Da fare →
Modifica le righe dell'elenco che partono da quella con "bow-photo (20, 331, 384, 568)" e finiscono con quella con "What elements are", mettendo "EVENT HIGHLIGHTS" al posto di "SHOW HIGHLIGHTS". Lascia tutto il resto invariato.

Dati di lavoro →
+ + +

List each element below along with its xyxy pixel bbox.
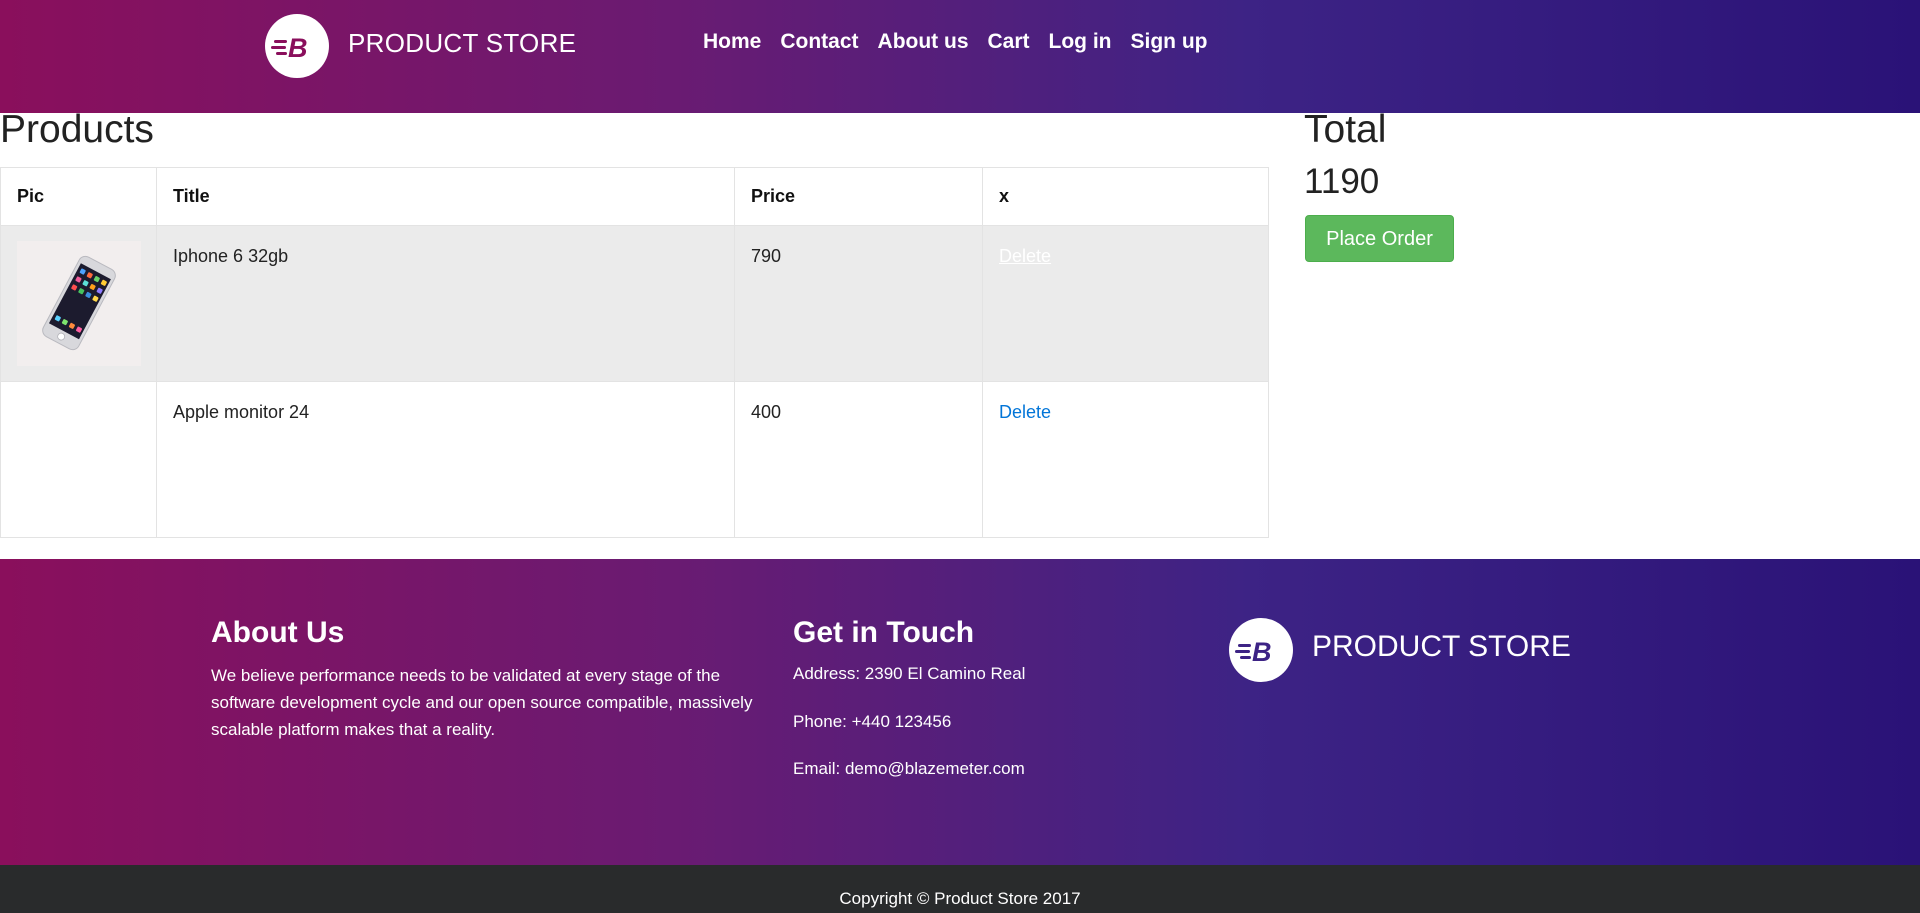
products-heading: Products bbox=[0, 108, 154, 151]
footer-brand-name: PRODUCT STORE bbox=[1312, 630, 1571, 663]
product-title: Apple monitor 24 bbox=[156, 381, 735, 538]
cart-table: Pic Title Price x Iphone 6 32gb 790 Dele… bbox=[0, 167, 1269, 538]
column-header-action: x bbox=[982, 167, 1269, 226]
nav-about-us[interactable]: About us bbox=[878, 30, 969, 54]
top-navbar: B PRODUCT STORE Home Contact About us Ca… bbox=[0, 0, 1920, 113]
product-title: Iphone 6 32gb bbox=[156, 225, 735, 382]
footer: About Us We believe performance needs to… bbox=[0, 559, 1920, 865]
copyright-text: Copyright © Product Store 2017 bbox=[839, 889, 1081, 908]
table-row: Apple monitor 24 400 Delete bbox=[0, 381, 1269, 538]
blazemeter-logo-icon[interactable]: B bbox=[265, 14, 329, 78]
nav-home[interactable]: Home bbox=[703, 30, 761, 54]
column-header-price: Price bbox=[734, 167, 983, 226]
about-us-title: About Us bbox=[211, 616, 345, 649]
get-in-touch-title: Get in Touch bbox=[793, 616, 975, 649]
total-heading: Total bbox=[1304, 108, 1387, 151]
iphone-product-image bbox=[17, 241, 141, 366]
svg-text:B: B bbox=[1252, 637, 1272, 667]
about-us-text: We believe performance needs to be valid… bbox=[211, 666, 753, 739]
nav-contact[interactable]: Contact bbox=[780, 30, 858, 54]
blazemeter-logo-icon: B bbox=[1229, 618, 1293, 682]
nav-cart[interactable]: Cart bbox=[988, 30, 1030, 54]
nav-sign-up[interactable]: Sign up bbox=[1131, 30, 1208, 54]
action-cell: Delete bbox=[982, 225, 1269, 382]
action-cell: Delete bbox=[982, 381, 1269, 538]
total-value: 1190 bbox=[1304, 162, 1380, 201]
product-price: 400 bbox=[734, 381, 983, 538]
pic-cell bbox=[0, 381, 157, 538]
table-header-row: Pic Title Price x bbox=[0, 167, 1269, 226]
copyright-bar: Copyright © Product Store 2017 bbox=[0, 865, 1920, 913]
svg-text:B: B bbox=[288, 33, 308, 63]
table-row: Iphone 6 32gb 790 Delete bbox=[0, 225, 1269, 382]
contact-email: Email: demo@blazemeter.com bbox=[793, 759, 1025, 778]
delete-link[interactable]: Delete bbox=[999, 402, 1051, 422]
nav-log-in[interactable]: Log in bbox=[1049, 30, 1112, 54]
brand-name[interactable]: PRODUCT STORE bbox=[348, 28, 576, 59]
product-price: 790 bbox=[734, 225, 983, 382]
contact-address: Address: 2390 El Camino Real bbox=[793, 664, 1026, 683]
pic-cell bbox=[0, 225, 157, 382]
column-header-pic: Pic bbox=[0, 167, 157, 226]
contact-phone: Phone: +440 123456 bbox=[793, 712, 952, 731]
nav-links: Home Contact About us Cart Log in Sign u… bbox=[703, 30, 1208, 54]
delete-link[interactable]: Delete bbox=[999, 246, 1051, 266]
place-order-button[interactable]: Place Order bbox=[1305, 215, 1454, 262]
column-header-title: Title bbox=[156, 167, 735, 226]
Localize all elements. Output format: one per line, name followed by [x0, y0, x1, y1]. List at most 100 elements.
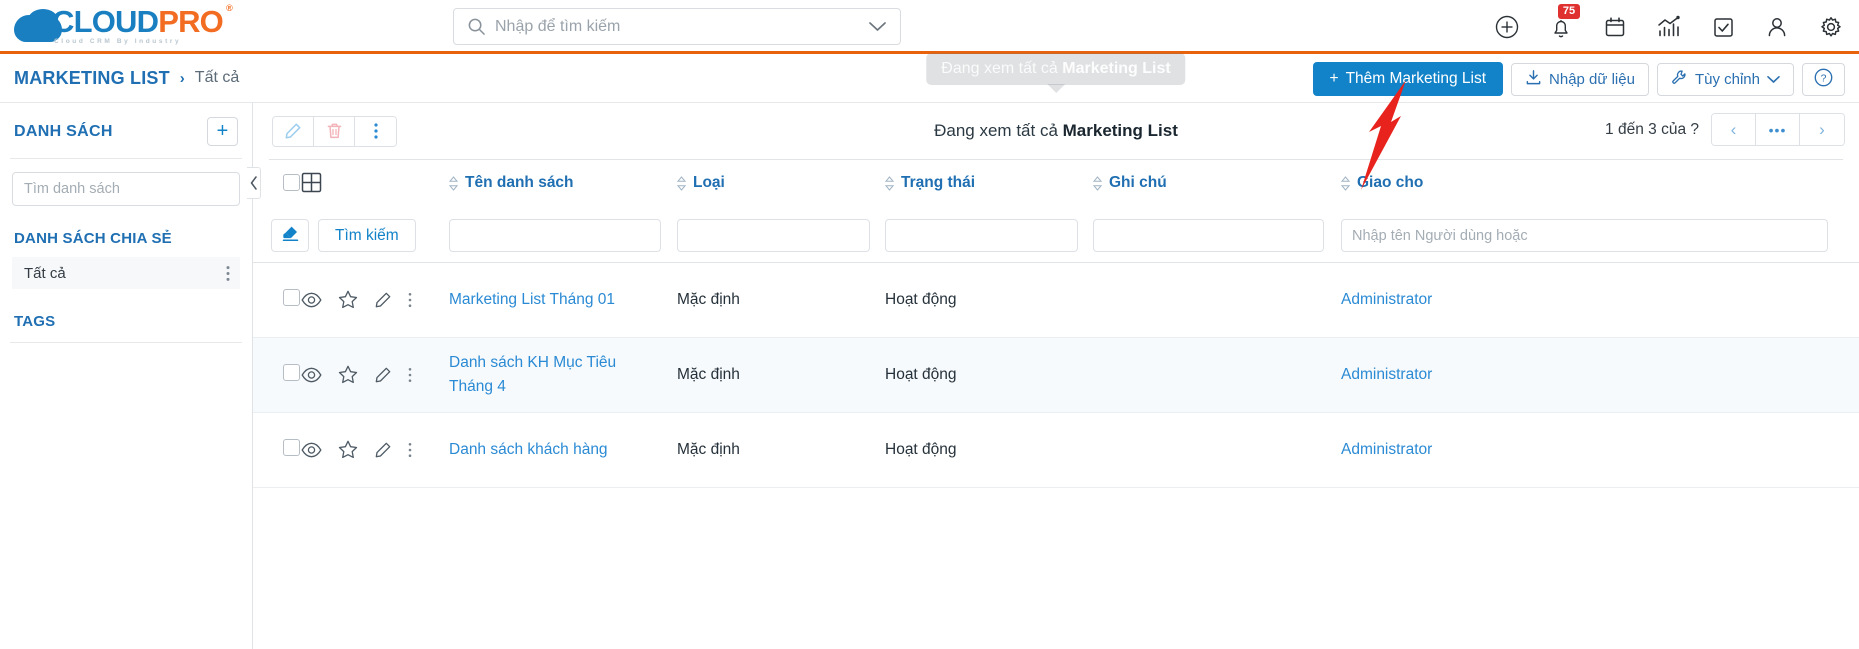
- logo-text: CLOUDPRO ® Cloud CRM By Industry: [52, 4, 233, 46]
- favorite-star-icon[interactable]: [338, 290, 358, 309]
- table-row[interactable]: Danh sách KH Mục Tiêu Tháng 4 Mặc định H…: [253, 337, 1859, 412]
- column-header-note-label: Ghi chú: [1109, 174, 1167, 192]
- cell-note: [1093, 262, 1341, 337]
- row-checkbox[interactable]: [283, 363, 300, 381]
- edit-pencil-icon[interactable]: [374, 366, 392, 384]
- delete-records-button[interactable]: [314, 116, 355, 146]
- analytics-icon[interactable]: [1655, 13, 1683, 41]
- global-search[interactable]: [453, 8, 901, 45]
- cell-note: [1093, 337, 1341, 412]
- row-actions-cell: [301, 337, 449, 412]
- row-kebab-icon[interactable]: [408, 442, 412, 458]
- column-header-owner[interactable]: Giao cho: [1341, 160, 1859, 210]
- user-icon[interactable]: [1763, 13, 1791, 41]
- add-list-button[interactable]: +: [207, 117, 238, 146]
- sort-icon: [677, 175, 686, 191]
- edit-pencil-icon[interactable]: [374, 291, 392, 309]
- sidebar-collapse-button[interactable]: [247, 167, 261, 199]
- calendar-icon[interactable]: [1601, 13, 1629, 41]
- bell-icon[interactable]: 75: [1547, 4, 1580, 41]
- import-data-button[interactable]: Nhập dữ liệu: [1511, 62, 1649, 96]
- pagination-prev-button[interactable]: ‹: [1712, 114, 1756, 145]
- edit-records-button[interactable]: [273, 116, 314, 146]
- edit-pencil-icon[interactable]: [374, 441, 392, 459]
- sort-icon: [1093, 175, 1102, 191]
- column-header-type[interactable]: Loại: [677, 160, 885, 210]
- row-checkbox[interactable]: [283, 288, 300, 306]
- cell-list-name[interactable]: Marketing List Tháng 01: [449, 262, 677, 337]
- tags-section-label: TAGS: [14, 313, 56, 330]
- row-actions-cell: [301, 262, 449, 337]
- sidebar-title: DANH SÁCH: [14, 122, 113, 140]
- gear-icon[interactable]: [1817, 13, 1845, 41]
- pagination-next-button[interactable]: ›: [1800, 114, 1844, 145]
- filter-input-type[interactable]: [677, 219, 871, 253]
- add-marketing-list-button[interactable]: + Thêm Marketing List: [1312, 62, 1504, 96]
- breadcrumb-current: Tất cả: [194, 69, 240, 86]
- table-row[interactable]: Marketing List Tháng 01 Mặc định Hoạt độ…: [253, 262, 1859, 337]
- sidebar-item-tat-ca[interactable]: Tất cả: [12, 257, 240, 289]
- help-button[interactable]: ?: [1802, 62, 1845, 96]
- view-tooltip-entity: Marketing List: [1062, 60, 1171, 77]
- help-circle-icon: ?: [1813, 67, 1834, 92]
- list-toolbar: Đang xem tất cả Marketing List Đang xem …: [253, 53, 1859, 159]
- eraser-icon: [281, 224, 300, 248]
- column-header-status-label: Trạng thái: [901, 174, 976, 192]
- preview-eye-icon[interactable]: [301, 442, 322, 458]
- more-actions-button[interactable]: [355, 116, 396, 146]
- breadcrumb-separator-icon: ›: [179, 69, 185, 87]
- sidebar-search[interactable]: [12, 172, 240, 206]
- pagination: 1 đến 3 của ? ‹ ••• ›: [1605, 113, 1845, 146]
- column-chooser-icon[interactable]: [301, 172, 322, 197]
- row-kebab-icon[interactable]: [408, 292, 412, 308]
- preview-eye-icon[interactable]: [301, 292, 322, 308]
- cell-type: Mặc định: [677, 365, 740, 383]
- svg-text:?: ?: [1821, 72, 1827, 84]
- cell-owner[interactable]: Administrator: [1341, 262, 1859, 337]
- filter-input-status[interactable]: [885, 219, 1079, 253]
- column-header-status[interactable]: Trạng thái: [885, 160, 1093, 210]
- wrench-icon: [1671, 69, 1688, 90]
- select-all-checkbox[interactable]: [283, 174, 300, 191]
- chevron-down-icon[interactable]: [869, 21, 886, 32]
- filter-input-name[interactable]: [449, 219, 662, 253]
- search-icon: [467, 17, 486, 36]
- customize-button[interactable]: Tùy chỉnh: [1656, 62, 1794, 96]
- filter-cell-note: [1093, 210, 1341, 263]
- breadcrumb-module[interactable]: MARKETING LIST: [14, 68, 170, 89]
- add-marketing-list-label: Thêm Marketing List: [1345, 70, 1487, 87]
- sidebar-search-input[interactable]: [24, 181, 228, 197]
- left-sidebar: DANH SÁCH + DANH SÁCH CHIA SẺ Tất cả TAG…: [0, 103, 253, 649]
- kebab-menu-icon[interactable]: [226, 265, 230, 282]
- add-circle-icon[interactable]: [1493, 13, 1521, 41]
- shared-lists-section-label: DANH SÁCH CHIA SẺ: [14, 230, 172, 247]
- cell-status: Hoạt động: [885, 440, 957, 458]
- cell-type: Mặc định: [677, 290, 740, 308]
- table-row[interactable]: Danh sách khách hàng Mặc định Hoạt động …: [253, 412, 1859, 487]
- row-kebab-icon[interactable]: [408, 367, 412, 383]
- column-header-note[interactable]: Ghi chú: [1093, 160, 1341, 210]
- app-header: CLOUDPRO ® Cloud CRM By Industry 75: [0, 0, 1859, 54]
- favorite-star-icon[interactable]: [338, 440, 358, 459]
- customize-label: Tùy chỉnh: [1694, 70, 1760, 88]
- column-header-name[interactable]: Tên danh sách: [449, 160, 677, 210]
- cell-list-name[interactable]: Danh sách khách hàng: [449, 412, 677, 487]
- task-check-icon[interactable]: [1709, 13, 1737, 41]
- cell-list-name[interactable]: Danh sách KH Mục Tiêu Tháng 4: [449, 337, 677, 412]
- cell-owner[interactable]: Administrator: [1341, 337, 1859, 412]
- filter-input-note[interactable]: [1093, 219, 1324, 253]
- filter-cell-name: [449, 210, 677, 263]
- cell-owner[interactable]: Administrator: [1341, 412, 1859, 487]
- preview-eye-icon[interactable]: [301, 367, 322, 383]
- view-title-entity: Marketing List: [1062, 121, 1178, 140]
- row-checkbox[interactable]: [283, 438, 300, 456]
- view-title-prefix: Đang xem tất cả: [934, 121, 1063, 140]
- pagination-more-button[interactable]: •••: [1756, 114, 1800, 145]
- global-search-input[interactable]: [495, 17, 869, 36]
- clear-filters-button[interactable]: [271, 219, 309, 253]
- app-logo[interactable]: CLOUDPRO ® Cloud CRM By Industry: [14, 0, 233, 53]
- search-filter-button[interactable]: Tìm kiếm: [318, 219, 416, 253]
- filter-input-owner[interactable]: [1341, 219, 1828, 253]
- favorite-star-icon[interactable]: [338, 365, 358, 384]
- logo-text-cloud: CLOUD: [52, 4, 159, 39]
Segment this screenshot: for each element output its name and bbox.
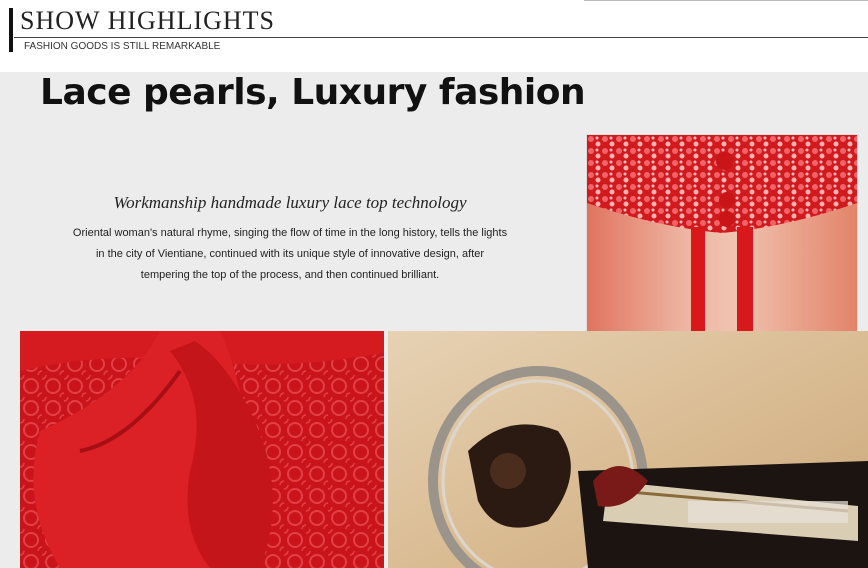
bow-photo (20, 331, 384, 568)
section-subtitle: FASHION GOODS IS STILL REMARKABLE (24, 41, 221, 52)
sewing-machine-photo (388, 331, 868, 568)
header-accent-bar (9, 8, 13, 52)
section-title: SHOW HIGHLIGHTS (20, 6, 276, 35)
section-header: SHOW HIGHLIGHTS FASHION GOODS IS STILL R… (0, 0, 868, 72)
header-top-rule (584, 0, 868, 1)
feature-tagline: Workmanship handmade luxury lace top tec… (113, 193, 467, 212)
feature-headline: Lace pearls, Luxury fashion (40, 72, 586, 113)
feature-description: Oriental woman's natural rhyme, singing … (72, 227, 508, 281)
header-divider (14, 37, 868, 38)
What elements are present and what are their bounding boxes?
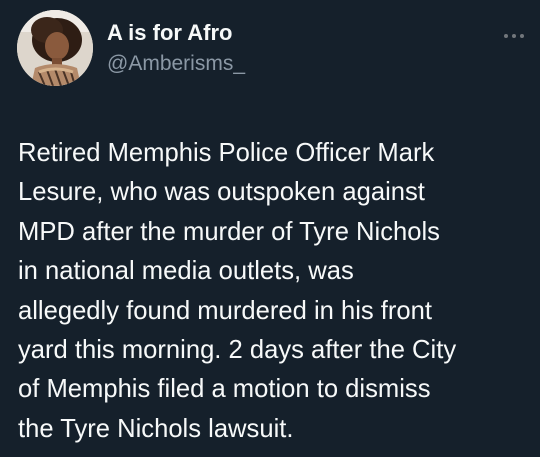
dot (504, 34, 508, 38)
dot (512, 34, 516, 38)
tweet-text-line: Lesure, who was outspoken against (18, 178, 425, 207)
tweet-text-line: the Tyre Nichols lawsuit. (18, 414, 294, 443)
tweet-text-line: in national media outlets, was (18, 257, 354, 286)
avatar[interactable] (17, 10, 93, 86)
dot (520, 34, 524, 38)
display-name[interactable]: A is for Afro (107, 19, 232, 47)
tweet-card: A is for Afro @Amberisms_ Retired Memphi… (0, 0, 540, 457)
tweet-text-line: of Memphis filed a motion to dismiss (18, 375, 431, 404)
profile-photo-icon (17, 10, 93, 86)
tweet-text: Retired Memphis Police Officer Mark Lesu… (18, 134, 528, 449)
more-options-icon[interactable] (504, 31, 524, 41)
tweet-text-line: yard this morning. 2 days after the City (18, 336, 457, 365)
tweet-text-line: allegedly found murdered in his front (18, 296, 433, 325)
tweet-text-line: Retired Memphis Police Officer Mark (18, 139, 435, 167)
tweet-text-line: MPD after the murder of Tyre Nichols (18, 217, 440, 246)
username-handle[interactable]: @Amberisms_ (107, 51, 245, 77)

+ + +

Problema risolto →
bow-photo (20, 331, 384, 568)
section-subtitle: FASHION GOODS IS STILL REMARKABLE (24, 41, 221, 52)
sewing-machine-photo (388, 331, 868, 568)
header-accent-bar (9, 8, 13, 52)
section-title: EVENT HIGHLIGHTS (20, 6, 276, 35)
section-header: EVENT HIGHLIGHTS FASHION GOODS IS STILL R… (0, 0, 868, 72)
header-top-rule (584, 0, 868, 1)
feature-tagline: Workmanship handmade luxury lace top tec… (113, 193, 467, 212)
feature-headline: Lace pearls, Luxury fashion (40, 72, 586, 113)
feature-description: Oriental woman's natural rhyme, singing … (72, 227, 508, 281)
header-divider (14, 37, 868, 38)
What elements are present and what are their bounding boxes?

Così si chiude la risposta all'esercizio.